→ EXERCISE INSTRUCTIONS:
Scan the material for the word "this", and copy each line where it shows up.

→ Saved entries:
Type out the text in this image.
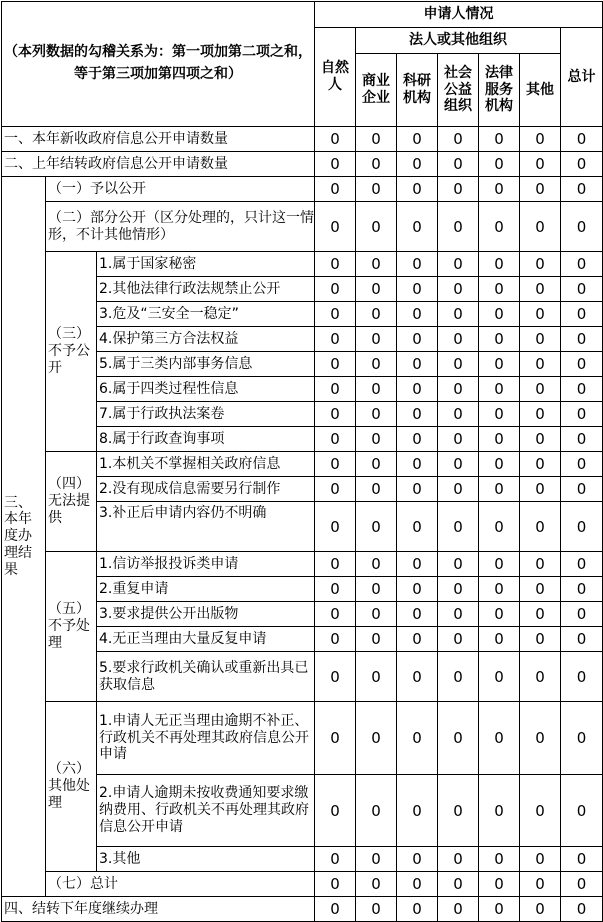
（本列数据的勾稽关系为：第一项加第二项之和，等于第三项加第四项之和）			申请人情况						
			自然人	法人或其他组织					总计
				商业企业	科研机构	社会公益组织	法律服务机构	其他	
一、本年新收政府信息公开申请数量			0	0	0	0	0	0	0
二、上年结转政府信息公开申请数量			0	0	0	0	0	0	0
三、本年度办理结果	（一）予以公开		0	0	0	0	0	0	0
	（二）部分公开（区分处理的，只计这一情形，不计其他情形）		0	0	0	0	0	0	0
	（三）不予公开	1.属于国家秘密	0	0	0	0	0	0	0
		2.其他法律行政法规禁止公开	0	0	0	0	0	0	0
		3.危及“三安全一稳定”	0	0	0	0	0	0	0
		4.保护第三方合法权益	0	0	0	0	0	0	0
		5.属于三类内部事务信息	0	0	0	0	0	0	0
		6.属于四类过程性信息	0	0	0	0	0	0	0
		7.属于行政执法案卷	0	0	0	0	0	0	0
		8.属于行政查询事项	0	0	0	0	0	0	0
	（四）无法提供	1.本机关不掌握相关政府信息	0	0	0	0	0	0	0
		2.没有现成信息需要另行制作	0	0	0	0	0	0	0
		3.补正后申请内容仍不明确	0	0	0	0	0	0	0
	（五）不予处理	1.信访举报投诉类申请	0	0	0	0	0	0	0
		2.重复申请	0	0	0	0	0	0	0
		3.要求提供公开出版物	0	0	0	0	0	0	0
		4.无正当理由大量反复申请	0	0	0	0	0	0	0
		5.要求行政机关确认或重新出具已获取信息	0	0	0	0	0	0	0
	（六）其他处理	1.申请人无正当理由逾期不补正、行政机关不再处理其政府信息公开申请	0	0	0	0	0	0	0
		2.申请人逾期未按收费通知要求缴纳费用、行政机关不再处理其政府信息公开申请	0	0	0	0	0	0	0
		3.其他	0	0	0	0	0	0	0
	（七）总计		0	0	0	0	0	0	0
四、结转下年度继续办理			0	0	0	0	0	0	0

* * *

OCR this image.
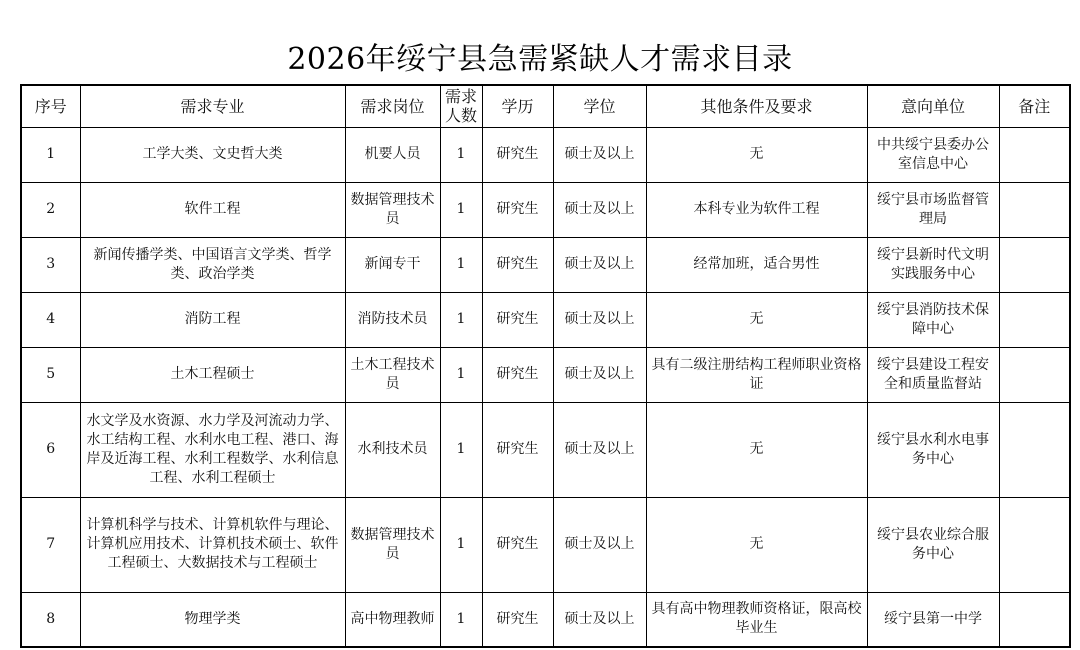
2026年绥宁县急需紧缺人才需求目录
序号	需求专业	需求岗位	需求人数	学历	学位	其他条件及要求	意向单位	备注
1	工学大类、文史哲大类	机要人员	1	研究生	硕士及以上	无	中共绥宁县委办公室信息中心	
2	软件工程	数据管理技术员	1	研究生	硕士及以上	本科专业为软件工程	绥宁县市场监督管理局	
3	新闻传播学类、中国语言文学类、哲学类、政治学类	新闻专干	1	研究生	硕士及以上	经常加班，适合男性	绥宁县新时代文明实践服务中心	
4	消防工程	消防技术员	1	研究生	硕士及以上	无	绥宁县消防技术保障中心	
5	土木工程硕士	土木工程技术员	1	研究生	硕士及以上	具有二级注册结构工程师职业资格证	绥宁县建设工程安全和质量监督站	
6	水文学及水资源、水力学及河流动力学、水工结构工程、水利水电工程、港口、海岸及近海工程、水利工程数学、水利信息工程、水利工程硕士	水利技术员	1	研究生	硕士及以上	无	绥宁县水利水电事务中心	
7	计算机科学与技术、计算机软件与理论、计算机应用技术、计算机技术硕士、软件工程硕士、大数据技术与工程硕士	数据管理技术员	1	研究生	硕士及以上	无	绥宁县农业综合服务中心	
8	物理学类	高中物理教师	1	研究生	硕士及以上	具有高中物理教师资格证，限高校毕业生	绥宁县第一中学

* * *

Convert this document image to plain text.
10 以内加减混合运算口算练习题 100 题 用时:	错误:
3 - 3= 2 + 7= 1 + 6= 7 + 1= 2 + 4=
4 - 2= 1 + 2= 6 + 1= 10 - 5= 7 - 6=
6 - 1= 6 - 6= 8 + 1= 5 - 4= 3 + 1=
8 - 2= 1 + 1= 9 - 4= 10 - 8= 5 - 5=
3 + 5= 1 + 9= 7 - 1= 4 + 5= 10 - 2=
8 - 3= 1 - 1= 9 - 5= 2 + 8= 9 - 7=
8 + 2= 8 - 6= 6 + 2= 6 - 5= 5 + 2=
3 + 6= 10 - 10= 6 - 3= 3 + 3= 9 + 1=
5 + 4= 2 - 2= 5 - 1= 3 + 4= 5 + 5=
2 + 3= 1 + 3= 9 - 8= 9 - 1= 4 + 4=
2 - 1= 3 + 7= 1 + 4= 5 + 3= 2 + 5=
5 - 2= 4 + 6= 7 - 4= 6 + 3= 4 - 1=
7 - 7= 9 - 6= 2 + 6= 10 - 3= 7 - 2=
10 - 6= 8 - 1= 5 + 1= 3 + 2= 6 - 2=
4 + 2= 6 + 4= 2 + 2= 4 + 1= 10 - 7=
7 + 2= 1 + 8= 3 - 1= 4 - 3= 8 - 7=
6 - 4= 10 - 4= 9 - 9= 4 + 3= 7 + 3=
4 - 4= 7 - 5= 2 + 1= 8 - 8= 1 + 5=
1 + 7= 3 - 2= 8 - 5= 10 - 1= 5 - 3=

→ TASK ANSWER:
Type out the text in this image.
OCR this image.
Convert this document image to plain text.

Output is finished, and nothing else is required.